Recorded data
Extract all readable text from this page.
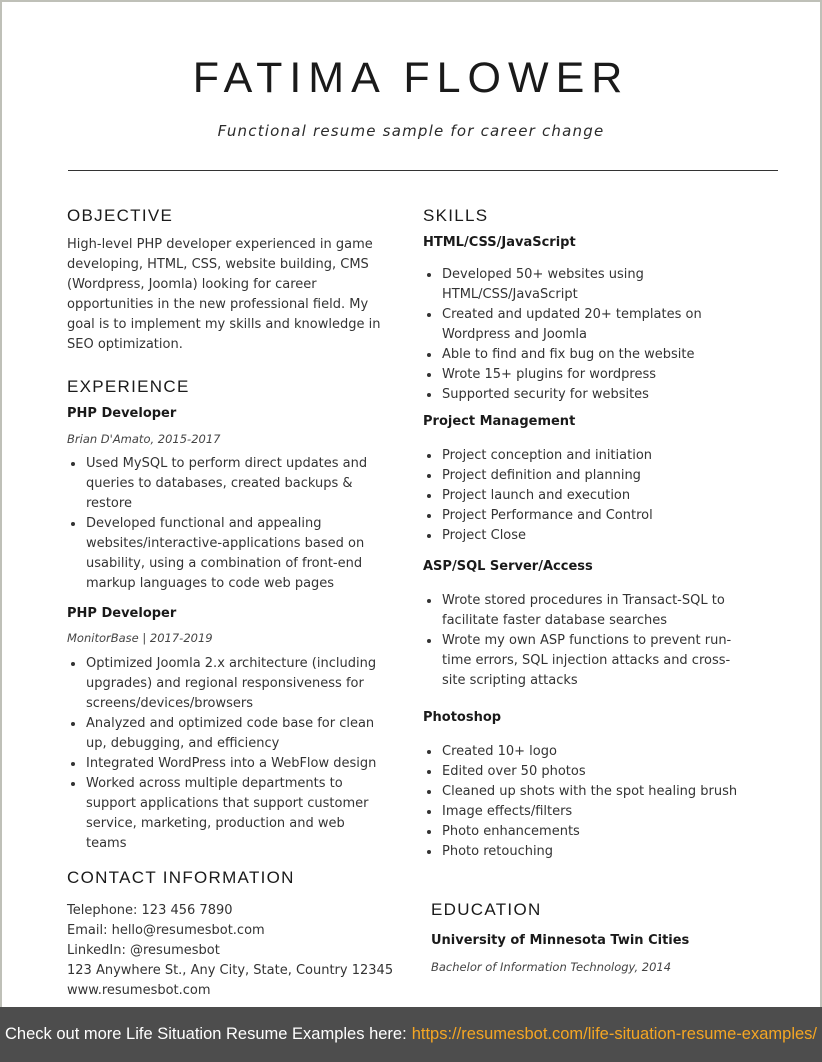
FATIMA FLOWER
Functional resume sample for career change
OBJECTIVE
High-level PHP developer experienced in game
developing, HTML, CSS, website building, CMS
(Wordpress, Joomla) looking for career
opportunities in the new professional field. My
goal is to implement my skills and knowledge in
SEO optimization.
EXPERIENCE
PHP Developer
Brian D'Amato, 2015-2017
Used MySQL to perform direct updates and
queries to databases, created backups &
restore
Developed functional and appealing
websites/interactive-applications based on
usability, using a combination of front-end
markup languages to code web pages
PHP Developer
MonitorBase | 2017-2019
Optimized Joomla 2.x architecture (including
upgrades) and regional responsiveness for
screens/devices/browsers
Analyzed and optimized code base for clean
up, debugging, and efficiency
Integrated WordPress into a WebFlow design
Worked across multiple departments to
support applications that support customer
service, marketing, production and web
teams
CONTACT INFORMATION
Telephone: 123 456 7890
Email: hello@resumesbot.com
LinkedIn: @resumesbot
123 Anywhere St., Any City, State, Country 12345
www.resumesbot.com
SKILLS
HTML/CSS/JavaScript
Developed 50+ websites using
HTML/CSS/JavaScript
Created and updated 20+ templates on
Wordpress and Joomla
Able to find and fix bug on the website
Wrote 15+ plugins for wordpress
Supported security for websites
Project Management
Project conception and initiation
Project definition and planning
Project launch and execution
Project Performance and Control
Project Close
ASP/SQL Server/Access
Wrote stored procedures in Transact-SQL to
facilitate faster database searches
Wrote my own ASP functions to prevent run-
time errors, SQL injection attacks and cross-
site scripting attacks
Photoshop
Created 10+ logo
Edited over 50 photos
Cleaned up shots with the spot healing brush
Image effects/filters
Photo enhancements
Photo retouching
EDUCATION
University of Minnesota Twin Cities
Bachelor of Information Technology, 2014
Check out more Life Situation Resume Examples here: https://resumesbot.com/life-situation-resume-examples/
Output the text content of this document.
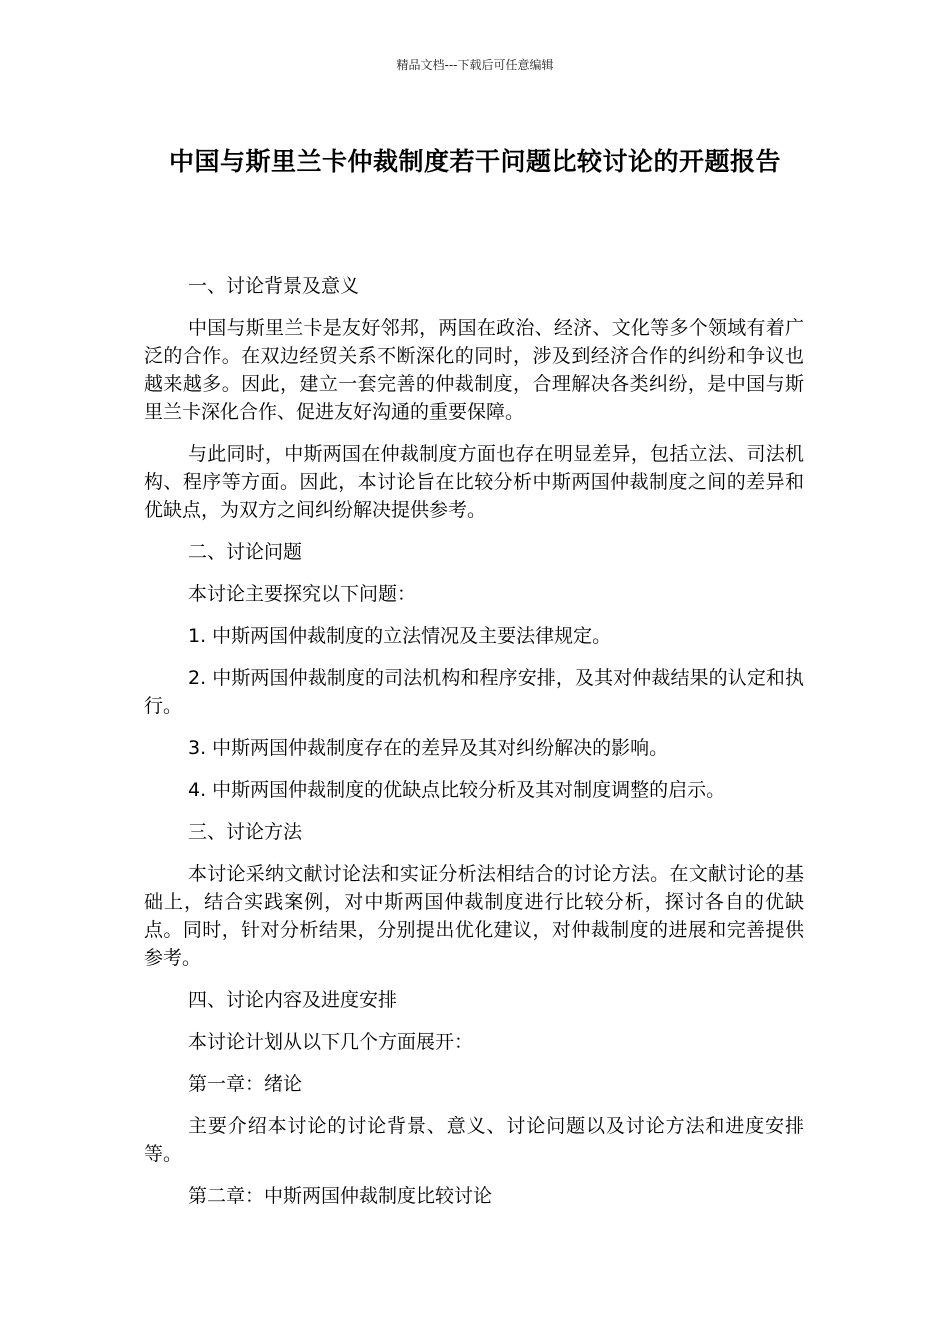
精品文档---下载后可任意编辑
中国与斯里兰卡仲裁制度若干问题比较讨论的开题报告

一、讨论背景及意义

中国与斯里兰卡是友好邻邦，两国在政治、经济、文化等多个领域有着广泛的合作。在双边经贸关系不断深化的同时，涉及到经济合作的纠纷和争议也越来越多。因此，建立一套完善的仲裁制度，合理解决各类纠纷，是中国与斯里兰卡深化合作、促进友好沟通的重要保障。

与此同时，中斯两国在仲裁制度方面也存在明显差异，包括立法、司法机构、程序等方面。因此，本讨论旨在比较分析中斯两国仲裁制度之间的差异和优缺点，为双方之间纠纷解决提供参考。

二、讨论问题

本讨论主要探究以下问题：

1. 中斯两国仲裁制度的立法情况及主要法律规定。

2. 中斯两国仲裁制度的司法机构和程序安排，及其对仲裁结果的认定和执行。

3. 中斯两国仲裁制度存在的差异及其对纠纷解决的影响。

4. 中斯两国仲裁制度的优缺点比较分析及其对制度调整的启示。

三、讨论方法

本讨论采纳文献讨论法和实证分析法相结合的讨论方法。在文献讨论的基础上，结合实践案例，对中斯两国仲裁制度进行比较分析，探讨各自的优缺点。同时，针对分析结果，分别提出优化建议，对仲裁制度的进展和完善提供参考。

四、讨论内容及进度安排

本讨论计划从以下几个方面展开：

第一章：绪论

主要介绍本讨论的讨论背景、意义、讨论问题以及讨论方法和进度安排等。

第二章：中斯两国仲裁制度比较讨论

- SHORT EXERCISE -
Return the listing above unchanged, apart from dropping its pictures.

- EXERCISE OUTPUT -
Extract all readable text from this page.
FATIMA FLOWER
Functional resume sample for career change
OBJECTIVE
High-level PHP developer experienced in game
developing, HTML, CSS, website building, CMS
(Wordpress, Joomla) looking for career
opportunities in the new professional field. My
goal is to implement my skills and knowledge in
SEO optimization.
EXPERIENCE
PHP Developer
Brian D'Amato, 2015-2017
Used MySQL to perform direct updates and
queries to databases, created backups &
restore
Developed functional and appealing
websites/interactive-applications based on
usability, using a combination of front-end
markup languages to code web pages
PHP Developer
MonitorBase | 2017-2019
Optimized Joomla 2.x architecture (including
upgrades) and regional responsiveness for
screens/devices/browsers
Analyzed and optimized code base for clean
up, debugging, and efficiency
Integrated WordPress into a WebFlow design
Worked across multiple departments to
support applications that support customer
service, marketing, production and web
teams
CONTACT INFORMATION
Telephone: 123 456 7890
Email: hello@resumesbot.com
LinkedIn: @resumesbot
123 Anywhere St., Any City, State, Country 12345
www.resumesbot.com
SKILLS
HTML/CSS/JavaScript
Developed 50+ websites using
HTML/CSS/JavaScript
Created and updated 20+ templates on
Wordpress and Joomla
Able to find and fix bug on the website
Wrote 15+ plugins for wordpress
Supported security for websites
Project Management
Project conception and initiation
Project definition and planning
Project launch and execution
Project Performance and Control
Project Close
ASP/SQL Server/Access
Wrote stored procedures in Transact-SQL to
facilitate faster database searches
Wrote my own ASP functions to prevent run-
time errors, SQL injection attacks and cross-
site scripting attacks
Photoshop
Created 10+ logo
Edited over 50 photos
Cleaned up shots with the spot healing brush
Image effects/filters
Photo enhancements
Photo retouching
EDUCATION
University of Minnesota Twin Cities
Bachelor of Information Technology, 2014
Check out more Life Situation Resume Examples here: https://resumesbot.com/life-situation-resume-examples/
Output the text content of this document.
精品文档---下载后可任意编辑
中国与斯里兰卡仲裁制度若干问题比较讨论的开题报告

一、讨论背景及意义

中国与斯里兰卡是友好邻邦，两国在政治、经济、文化等多个领域有着广泛的合作。在双边经贸关系不断深化的同时，涉及到经济合作的纠纷和争议也越来越多。因此，建立一套完善的仲裁制度，合理解决各类纠纷，是中国与斯里兰卡深化合作、促进友好沟通的重要保障。

与此同时，中斯两国在仲裁制度方面也存在明显差异，包括立法、司法机构、程序等方面。因此，本讨论旨在比较分析中斯两国仲裁制度之间的差异和优缺点，为双方之间纠纷解决提供参考。

二、讨论问题

本讨论主要探究以下问题：

1. 中斯两国仲裁制度的立法情况及主要法律规定。

2. 中斯两国仲裁制度的司法机构和程序安排，及其对仲裁结果的认定和执行。

3. 中斯两国仲裁制度存在的差异及其对纠纷解决的影响。

4. 中斯两国仲裁制度的优缺点比较分析及其对制度调整的启示。

三、讨论方法

本讨论采纳文献讨论法和实证分析法相结合的讨论方法。在文献讨论的基础上，结合实践案例，对中斯两国仲裁制度进行比较分析，探讨各自的优缺点。同时，针对分析结果，分别提出优化建议，对仲裁制度的进展和完善提供参考。

四、讨论内容及进度安排

本讨论计划从以下几个方面展开：

第一章：绪论

主要介绍本讨论的讨论背景、意义、讨论问题以及讨论方法和进度安排等。

第二章：中斯两国仲裁制度比较讨论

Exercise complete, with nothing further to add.